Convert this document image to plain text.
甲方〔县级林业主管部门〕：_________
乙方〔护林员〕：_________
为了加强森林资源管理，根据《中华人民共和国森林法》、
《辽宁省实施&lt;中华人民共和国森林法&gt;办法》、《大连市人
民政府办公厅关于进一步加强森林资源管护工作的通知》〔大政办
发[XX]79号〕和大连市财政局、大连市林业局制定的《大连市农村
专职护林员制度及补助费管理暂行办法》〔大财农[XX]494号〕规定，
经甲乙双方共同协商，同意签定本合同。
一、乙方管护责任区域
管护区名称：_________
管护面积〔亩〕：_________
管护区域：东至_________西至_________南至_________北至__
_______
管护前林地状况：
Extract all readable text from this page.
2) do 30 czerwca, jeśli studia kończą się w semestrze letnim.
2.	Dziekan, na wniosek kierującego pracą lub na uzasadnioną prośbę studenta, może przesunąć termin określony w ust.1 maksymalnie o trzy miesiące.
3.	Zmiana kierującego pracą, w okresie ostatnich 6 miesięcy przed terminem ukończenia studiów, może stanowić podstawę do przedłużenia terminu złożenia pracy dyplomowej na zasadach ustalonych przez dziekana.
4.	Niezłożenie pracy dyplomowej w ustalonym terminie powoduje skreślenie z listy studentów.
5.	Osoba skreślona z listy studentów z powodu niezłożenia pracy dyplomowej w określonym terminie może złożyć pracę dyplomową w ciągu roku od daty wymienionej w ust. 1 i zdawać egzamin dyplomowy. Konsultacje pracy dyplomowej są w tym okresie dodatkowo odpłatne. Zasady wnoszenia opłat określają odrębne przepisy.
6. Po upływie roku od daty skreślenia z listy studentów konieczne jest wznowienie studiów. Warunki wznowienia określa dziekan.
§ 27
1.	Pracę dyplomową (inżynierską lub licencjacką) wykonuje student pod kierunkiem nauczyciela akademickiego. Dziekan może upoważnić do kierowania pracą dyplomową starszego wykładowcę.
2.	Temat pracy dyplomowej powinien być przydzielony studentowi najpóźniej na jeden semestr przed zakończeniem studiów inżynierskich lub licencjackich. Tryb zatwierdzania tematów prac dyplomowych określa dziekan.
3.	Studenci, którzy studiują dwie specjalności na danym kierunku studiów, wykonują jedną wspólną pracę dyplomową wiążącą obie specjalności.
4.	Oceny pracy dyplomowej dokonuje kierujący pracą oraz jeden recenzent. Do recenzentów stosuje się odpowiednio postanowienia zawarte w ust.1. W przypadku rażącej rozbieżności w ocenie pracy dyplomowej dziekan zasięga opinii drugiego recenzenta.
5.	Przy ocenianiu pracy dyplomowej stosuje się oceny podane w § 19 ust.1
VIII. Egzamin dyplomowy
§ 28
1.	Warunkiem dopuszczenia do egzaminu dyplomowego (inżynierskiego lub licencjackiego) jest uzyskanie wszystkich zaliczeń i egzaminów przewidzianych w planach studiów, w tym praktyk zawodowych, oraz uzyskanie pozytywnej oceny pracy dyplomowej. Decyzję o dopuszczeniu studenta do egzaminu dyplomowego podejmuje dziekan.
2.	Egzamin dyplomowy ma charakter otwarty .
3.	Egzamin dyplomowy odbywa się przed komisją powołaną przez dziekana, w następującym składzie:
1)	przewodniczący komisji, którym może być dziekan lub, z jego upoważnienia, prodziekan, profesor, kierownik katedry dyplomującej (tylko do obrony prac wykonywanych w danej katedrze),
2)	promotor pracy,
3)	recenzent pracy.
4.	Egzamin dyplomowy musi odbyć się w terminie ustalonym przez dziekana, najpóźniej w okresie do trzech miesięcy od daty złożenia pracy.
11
..............................
_What the exercise asks_
Copy out the whole listing exactly as written.

_Solved exercise_
Convert this document image to plain text.
甲方〔县级林业主管部门〕：_________
乙方〔护林员〕：_________
为了加强森林资源管理，根据《中华人民共和国森林法》、
《辽宁省实施&lt;中华人民共和国森林法&gt;办法》、《大连市人
民政府办公厅关于进一步加强森林资源管护工作的通知》〔大政办
发[XX]79号〕和大连市财政局、大连市林业局制定的《大连市农村
专职护林员制度及补助费管理暂行办法》〔大财农[XX]494号〕规定，
经甲乙双方共同协商，同意签定本合同。
一、乙方管护责任区域
管护区名称：_________
管护面积〔亩〕：_________
管护区域：东至_________西至_________南至_________北至__
_______
管护前林地状况：
Extract all readable text from this page.
2) do 30 czerwca, jeśli studia kończą się w semestrze letnim.
2.	Dziekan, na wniosek kierującego pracą lub na uzasadnioną prośbę studenta, może przesunąć termin określony w ust.1 maksymalnie o trzy miesiące.
3.	Zmiana kierującego pracą, w okresie ostatnich 6 miesięcy przed terminem ukończenia studiów, może stanowić podstawę do przedłużenia terminu złożenia pracy dyplomowej na zasadach ustalonych przez dziekana.
4.	Niezłożenie pracy dyplomowej w ustalonym terminie powoduje skreślenie z listy studentów.
5.	Osoba skreślona z listy studentów z powodu niezłożenia pracy dyplomowej w określonym terminie może złożyć pracę dyplomową w ciągu roku od daty wymienionej w ust. 1 i zdawać egzamin dyplomowy. Konsultacje pracy dyplomowej są w tym okresie dodatkowo odpłatne. Zasady wnoszenia opłat określają odrębne przepisy.
6. Po upływie roku od daty skreślenia z listy studentów konieczne jest wznowienie studiów. Warunki wznowienia określa dziekan.
§ 27
1.	Pracę dyplomową (inżynierską lub licencjacką) wykonuje student pod kierunkiem nauczyciela akademickiego. Dziekan może upoważnić do kierowania pracą dyplomową starszego wykładowcę.
2.	Temat pracy dyplomowej powinien być przydzielony studentowi najpóźniej na jeden semestr przed zakończeniem studiów inżynierskich lub licencjackich. Tryb zatwierdzania tematów prac dyplomowych określa dziekan.
3.	Studenci, którzy studiują dwie specjalności na danym kierunku studiów, wykonują jedną wspólną pracę dyplomową wiążącą obie specjalności.
4.	Oceny pracy dyplomowej dokonuje kierujący pracą oraz jeden recenzent. Do recenzentów stosuje się odpowiednio postanowienia zawarte w ust.1. W przypadku rażącej rozbieżności w ocenie pracy dyplomowej dziekan zasięga opinii drugiego recenzenta.
5.	Przy ocenianiu pracy dyplomowej stosuje się oceny podane w § 19 ust.1
VIII. Egzamin dyplomowy
§ 28
1.	Warunkiem dopuszczenia do egzaminu dyplomowego (inżynierskiego lub licencjackiego) jest uzyskanie wszystkich zaliczeń i egzaminów przewidzianych w planach studiów, w tym praktyk zawodowych, oraz uzyskanie pozytywnej oceny pracy dyplomowej. Decyzję o dopuszczeniu studenta do egzaminu dyplomowego podejmuje dziekan.
2.	Egzamin dyplomowy ma charakter otwarty .
3.	Egzamin dyplomowy odbywa się przed komisją powołaną przez dziekana, w następującym składzie:
1)	przewodniczący komisji, którym może być dziekan lub, z jego upoważnienia, prodziekan, profesor, kierownik katedry dyplomującej (tylko do obrony prac wykonywanych w danej katedrze),
2)	promotor pracy,
3)	recenzent pracy.
4.	Egzamin dyplomowy musi odbyć się w terminie ustalonym przez dziekana, najpóźniej w okresie do trzech miesięcy od daty złożenia pracy.
11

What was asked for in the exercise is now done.